Short task
Find the lines of data that contain the string "from", then list them.

▬▬▬

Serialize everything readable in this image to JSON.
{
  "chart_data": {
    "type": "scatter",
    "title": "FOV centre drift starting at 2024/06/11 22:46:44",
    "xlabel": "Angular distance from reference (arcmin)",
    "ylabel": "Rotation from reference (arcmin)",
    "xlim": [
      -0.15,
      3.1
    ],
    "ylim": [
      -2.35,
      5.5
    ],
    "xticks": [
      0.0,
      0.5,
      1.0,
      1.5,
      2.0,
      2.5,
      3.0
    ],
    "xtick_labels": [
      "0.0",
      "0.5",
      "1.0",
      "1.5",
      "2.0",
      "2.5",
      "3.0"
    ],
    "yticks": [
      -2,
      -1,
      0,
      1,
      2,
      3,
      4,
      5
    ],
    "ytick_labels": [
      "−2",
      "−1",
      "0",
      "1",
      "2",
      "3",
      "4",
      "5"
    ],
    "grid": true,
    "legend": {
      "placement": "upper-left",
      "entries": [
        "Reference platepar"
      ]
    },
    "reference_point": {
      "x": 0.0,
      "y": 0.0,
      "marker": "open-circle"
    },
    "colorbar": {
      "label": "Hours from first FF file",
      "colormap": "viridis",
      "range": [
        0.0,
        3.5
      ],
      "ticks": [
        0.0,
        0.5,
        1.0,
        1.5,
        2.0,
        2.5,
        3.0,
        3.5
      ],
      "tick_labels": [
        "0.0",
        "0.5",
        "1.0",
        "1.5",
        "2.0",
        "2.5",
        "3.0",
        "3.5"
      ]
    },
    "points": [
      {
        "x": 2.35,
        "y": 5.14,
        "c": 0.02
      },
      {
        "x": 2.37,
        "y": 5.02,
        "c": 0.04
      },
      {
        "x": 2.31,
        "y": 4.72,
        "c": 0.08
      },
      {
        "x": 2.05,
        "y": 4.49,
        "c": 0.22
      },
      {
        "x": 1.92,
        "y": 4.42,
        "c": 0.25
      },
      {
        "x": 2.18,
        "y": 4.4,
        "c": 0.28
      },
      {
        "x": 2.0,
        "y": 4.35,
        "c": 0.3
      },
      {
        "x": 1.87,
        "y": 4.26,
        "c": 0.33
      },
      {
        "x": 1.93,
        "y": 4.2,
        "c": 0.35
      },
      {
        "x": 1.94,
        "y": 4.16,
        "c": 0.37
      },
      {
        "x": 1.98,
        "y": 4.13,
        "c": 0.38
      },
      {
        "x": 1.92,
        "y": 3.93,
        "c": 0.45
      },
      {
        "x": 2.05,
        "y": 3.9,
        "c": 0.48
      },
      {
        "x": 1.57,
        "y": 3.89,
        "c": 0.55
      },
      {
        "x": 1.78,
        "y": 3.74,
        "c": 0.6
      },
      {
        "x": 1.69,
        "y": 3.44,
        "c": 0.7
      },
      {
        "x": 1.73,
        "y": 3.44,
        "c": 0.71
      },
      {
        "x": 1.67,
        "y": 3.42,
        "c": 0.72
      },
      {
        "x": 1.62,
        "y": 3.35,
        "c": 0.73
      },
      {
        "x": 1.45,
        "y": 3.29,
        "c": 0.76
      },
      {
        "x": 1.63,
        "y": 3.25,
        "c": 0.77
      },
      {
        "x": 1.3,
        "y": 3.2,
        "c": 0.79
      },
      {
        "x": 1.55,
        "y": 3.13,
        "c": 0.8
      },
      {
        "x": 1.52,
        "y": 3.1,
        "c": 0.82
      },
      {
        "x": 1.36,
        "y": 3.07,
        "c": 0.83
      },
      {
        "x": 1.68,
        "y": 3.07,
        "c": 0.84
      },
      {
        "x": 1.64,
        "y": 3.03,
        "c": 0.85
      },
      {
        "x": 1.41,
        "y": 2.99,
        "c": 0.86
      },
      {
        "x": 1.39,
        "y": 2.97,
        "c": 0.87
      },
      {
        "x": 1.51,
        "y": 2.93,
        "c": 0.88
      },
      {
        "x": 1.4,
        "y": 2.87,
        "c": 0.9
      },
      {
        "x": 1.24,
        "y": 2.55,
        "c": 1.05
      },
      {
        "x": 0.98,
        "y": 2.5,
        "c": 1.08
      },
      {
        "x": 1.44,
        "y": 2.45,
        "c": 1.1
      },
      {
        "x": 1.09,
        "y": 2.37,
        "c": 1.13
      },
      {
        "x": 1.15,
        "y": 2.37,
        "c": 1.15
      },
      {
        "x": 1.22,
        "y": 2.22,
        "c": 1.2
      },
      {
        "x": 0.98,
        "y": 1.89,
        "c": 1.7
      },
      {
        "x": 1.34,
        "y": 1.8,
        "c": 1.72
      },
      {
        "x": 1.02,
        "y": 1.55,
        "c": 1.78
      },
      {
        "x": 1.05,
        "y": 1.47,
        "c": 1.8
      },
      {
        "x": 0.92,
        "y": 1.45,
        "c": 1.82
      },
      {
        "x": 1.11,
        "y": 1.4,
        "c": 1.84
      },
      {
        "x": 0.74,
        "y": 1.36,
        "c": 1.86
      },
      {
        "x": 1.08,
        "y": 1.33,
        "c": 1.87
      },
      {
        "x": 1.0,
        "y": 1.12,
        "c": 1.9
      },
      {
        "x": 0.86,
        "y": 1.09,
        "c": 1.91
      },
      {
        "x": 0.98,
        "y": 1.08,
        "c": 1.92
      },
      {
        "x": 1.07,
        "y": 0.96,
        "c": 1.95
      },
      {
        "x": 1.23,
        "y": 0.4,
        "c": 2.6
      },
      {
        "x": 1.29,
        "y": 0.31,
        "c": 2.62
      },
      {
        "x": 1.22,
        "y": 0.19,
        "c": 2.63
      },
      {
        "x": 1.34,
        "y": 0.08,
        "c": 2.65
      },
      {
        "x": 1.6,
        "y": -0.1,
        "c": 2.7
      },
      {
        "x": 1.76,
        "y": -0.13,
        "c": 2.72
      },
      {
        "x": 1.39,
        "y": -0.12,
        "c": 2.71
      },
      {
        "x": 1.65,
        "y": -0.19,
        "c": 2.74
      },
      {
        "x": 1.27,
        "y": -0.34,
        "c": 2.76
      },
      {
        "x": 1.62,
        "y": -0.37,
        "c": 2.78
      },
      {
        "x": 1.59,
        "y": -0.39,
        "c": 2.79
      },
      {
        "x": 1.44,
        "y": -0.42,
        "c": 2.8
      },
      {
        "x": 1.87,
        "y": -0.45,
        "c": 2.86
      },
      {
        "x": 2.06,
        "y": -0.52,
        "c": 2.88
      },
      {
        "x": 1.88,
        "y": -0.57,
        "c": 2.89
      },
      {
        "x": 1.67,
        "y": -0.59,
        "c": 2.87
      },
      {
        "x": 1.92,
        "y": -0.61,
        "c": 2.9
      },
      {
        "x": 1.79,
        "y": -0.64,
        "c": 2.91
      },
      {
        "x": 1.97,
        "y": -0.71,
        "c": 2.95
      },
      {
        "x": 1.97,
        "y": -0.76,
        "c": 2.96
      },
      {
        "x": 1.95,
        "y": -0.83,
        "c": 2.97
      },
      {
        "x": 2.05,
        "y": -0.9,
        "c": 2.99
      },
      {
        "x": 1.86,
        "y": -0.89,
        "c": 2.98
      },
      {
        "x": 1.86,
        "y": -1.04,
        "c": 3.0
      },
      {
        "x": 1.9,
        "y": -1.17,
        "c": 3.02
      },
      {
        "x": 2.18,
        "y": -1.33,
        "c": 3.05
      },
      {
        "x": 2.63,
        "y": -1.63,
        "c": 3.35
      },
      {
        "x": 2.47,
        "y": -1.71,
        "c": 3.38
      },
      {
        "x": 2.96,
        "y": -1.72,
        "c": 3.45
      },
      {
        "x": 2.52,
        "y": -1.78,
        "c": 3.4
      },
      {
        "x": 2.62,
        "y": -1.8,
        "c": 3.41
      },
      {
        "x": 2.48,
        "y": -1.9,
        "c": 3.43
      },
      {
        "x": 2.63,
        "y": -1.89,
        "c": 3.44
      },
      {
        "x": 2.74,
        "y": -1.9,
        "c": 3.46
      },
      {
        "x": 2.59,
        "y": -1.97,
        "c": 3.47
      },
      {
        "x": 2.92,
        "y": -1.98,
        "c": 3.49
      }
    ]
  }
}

▬▬▬

Solution to the problem
    "xlabel": "Angular distance from reference (arcmin)",
    "ylabel": "Rotation from reference (arcmin)",
      "label": "Hours from first FF file",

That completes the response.